■ PROBLEM DETAILS:
Locate the lines where "potrebbero" occurs and copy them as they stand.

[Data extracted from a collection]
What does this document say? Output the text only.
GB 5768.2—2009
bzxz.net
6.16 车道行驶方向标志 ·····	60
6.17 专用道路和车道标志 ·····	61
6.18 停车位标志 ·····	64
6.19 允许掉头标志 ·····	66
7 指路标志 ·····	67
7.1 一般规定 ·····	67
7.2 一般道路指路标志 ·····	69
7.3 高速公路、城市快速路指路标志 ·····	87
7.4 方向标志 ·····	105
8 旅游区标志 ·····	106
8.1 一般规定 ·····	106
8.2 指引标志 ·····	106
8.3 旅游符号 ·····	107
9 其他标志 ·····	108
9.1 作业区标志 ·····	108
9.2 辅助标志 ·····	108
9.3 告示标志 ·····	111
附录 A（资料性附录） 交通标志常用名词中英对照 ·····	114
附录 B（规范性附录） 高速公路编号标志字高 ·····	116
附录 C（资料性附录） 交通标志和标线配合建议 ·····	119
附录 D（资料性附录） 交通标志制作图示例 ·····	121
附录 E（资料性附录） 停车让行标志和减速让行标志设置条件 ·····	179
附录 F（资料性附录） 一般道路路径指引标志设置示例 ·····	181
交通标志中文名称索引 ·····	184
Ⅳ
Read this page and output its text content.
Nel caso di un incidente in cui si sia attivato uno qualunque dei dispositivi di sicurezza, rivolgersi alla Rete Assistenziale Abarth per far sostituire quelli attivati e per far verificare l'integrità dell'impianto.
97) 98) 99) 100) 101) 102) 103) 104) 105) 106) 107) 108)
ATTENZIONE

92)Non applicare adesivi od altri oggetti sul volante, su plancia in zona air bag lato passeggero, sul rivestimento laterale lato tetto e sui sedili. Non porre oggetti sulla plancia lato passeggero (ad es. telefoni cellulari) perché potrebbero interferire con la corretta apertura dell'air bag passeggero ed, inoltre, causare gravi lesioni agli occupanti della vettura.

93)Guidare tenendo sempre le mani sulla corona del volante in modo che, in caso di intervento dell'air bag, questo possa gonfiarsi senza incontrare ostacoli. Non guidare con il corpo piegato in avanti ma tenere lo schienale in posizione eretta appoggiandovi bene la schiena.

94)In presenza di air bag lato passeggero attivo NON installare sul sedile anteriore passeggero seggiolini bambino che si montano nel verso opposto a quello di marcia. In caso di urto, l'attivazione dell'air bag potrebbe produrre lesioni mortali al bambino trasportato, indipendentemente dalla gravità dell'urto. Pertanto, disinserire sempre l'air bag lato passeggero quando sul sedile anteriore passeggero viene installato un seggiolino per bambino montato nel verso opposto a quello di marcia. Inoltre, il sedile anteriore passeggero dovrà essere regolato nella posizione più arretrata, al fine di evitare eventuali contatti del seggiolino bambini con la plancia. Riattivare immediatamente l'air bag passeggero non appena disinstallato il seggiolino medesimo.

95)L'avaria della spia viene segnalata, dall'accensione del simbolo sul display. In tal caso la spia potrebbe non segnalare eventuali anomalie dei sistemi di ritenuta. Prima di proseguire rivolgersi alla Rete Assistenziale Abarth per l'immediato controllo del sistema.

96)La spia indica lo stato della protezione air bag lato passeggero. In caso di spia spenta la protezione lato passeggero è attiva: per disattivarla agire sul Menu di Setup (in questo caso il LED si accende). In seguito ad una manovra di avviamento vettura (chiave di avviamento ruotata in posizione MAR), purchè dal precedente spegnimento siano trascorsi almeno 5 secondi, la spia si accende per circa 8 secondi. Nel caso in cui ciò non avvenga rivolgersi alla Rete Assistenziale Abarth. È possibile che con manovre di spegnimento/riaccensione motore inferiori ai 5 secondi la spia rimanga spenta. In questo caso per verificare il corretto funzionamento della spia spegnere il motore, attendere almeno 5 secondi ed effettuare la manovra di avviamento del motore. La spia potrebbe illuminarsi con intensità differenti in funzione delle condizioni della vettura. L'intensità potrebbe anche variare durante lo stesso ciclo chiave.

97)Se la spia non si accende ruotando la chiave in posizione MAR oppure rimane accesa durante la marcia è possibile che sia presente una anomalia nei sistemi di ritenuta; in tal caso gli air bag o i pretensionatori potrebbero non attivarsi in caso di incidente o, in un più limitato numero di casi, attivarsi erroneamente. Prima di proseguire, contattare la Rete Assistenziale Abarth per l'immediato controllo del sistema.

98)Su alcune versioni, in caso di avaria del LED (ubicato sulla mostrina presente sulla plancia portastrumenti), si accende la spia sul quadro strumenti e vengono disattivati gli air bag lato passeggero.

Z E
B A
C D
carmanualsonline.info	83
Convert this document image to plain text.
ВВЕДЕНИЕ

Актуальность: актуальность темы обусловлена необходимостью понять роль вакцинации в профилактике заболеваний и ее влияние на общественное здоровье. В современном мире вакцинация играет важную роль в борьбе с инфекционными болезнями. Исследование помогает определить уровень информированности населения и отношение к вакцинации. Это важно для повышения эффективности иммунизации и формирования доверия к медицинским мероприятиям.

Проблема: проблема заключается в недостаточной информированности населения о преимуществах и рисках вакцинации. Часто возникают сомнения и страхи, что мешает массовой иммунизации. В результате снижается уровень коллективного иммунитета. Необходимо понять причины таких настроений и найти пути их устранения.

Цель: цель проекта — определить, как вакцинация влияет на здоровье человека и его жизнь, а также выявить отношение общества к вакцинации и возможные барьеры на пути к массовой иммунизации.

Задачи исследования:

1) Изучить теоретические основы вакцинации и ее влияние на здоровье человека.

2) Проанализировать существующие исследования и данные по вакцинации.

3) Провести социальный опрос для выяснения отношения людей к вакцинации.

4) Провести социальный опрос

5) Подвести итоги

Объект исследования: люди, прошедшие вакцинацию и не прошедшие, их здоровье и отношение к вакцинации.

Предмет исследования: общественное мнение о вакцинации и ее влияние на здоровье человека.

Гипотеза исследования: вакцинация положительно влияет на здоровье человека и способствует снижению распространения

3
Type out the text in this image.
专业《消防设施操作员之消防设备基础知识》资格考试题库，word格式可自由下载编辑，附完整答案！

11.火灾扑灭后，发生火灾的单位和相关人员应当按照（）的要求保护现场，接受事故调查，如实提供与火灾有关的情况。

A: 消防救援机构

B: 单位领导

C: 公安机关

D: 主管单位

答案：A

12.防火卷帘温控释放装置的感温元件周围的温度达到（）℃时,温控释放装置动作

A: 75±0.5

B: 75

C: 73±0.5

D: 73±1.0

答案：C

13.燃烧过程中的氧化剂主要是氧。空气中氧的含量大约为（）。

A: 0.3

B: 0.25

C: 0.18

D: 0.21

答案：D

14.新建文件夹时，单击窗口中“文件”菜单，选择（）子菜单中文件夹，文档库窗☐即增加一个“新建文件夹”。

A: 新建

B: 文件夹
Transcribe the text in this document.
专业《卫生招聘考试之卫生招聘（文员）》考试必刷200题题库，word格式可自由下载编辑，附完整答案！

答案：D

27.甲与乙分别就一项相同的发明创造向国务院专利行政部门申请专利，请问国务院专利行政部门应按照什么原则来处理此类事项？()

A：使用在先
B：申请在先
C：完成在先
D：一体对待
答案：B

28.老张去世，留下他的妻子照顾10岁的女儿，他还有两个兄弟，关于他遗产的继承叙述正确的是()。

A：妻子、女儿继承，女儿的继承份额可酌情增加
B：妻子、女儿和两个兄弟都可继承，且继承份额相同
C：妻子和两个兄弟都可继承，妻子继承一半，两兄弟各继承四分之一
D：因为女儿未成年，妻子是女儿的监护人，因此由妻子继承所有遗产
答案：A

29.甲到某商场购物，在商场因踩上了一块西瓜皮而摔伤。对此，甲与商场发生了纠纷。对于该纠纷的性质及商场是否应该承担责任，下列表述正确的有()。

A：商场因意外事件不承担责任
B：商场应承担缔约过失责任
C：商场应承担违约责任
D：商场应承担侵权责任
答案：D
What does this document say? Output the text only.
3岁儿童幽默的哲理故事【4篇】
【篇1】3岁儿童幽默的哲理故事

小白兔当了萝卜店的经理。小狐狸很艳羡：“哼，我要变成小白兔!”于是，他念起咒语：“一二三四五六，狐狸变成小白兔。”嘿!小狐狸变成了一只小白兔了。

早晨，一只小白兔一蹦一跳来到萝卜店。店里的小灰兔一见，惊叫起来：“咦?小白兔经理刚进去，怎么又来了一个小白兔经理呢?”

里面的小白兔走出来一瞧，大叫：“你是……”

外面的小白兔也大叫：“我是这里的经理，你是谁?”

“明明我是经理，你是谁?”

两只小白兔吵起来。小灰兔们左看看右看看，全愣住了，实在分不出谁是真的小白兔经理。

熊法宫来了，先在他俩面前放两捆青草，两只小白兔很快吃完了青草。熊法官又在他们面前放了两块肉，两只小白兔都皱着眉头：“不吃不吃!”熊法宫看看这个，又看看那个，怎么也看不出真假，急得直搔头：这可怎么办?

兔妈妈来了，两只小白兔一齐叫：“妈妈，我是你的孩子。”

■ ANSWER TO THIS EXERCISE:
92)Non applicare adesivi od altri oggetti sul volante, su plancia in zona air bag lato passeggero, sul rivestimento laterale lato tetto e sui sedili. Non porre oggetti sulla plancia lato passeggero (ad es. telefoni cellulari) perché potrebbero interferire con la corretta apertura dell'air bag passeggero ed, inoltre, causare gravi lesioni agli occupanti della vettura.
97)Se la spia non si accende ruotando la chiave in posizione MAR oppure rimane accesa durante la marcia è possibile che sia presente una anomalia nei sistemi di ritenuta; in tal caso gli air bag o i pretensionatori potrebbero non attivarsi in caso di incidente o, in un più limitato numero di casi, attivarsi erroneamente. Prima di proseguire, contattare la Rete Assistenziale Abarth per l'immediato controllo del sistema.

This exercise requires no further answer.